### Given exercise:
The records below are split into lines. How many of those lines contain the string "Allow"? Reply with the number only.

## BEGIN Data in this exercise

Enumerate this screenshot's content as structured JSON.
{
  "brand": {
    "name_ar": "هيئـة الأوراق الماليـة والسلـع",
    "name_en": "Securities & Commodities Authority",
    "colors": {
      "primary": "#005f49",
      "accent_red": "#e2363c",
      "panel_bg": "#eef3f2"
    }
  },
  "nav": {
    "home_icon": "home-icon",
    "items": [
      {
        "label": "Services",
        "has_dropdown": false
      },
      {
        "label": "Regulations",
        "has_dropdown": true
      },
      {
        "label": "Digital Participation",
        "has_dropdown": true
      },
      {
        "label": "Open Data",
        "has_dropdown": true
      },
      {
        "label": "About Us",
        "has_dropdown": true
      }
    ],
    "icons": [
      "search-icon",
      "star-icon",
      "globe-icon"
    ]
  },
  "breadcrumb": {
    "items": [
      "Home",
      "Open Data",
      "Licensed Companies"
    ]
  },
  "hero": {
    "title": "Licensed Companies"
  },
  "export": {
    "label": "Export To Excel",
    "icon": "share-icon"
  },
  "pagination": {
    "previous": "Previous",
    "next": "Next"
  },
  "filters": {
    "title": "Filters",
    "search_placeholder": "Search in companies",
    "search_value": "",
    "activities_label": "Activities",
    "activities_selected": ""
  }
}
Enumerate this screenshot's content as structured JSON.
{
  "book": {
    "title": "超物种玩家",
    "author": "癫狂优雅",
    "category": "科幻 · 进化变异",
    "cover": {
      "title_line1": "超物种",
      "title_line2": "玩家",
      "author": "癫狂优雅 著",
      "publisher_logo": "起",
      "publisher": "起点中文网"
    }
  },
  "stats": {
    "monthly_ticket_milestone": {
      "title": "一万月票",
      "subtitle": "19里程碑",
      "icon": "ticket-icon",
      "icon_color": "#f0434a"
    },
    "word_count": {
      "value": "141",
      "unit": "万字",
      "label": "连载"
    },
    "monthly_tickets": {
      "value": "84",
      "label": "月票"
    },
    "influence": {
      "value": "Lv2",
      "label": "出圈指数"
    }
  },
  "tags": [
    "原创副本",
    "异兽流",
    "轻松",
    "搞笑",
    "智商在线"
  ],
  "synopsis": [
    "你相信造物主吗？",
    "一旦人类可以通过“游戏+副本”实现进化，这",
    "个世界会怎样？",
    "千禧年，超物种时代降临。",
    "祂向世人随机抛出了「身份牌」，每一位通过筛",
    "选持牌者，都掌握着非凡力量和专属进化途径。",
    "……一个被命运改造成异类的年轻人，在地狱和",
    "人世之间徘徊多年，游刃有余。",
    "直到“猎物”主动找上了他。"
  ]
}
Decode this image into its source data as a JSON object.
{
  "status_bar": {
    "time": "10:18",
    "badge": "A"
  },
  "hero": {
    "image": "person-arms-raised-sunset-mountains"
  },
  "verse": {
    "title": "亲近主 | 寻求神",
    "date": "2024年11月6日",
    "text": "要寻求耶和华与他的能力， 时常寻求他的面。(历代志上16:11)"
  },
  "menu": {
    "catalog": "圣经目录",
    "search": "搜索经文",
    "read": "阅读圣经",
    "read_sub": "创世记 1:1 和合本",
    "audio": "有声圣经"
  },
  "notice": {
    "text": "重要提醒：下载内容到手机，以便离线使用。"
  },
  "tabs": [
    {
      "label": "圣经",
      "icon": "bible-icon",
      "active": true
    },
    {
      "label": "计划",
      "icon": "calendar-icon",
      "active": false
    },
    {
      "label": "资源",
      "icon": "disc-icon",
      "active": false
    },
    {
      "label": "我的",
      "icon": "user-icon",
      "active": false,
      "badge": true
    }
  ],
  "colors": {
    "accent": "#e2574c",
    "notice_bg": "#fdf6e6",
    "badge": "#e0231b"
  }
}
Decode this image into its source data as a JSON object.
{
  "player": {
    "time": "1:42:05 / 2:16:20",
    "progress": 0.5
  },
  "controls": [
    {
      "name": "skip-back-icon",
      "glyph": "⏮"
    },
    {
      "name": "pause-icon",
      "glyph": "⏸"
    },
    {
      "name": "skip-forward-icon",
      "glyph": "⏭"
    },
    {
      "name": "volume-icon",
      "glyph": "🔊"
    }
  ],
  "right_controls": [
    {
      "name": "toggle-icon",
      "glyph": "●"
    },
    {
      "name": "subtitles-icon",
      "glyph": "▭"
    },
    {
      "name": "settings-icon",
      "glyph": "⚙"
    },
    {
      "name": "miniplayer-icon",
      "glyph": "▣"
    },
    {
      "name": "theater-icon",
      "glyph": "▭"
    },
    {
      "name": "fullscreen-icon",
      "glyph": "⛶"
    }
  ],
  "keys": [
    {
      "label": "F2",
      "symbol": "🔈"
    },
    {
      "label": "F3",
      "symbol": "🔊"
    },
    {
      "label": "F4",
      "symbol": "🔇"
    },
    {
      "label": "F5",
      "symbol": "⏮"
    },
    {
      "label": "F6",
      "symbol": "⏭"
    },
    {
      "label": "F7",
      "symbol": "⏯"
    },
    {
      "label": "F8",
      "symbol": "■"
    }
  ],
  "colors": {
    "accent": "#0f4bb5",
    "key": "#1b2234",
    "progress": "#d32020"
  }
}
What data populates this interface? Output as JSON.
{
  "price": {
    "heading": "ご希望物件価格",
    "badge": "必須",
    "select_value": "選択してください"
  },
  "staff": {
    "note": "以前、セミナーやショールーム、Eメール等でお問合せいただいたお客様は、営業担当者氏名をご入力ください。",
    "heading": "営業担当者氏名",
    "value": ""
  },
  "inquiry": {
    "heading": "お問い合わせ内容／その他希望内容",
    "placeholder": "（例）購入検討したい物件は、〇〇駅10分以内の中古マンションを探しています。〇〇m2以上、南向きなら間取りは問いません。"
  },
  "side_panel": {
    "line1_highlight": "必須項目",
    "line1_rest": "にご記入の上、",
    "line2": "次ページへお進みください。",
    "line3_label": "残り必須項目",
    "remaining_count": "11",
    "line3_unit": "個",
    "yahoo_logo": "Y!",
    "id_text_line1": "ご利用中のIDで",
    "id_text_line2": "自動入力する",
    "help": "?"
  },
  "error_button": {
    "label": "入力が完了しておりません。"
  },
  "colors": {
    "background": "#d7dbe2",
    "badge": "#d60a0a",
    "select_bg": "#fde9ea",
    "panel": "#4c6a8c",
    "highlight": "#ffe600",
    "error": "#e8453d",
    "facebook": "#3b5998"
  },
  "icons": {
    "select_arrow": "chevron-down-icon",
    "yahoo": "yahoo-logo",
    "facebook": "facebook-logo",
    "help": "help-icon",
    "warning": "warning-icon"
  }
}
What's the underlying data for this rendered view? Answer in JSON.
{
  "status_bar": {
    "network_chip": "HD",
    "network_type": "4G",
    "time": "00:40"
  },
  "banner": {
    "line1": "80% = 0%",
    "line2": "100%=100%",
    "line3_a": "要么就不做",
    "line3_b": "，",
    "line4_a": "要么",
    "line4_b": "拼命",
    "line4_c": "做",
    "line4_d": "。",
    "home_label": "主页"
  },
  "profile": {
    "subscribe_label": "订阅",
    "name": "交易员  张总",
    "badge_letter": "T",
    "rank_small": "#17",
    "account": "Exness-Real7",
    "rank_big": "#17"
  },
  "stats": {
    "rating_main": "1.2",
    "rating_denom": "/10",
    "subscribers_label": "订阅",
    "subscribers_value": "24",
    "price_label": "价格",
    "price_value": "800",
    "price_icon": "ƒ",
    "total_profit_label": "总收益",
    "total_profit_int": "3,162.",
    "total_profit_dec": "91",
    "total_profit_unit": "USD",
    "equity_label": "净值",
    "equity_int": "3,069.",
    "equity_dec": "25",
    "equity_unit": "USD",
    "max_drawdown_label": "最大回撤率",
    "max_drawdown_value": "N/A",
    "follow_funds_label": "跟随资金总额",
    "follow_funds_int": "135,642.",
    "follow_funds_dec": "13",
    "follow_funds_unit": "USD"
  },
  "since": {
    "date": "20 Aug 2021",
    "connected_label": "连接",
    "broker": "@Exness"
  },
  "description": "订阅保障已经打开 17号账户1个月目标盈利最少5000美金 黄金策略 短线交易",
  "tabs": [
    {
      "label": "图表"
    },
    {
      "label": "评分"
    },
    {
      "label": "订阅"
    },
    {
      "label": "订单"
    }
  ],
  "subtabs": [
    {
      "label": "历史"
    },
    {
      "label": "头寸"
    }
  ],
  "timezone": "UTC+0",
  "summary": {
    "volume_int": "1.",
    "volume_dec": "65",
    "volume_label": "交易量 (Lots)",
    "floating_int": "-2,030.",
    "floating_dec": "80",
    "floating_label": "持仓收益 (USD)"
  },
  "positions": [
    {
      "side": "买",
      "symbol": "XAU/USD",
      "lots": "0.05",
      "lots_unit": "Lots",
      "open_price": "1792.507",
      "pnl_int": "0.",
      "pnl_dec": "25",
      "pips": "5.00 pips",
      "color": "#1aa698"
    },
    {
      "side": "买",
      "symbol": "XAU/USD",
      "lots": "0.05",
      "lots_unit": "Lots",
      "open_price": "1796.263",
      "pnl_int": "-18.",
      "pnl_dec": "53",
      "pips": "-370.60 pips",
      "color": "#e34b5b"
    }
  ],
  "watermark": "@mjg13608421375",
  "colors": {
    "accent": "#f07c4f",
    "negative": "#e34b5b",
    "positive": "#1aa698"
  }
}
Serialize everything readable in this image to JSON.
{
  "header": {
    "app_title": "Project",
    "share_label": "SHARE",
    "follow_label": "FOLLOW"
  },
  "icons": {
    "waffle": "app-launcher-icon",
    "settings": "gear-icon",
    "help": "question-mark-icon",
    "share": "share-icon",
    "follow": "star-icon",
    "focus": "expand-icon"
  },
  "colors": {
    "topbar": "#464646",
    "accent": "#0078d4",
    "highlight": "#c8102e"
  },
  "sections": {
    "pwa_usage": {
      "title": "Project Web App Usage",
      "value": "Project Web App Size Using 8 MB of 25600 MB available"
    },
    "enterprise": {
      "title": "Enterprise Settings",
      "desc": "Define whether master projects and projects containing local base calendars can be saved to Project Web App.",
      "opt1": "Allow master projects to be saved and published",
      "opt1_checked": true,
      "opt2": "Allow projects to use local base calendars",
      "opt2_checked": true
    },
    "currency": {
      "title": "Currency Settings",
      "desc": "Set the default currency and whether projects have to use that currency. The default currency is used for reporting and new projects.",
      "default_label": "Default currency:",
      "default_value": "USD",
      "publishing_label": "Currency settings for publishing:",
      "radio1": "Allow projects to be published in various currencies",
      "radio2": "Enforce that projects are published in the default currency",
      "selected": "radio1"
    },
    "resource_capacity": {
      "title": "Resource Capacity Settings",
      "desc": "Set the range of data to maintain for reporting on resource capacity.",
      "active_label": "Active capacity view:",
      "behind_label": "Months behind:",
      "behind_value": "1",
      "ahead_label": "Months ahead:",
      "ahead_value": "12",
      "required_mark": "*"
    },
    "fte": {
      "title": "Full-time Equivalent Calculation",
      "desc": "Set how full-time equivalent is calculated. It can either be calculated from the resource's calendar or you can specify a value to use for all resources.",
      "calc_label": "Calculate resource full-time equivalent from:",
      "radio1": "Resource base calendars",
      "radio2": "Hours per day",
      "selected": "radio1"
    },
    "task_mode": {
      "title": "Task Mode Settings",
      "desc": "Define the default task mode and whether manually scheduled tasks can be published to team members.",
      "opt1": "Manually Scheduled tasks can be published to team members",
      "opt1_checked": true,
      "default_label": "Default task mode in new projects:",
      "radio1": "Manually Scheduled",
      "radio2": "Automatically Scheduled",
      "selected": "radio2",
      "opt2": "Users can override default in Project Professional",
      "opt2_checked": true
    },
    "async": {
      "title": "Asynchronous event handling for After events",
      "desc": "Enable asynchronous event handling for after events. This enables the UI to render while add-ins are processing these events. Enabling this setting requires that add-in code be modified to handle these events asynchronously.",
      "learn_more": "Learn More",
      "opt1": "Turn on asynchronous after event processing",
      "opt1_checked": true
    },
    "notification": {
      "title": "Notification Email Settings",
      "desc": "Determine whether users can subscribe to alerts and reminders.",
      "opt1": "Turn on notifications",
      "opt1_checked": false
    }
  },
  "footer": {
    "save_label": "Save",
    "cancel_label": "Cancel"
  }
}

## END Data in this exercise

### Answer to the task:
3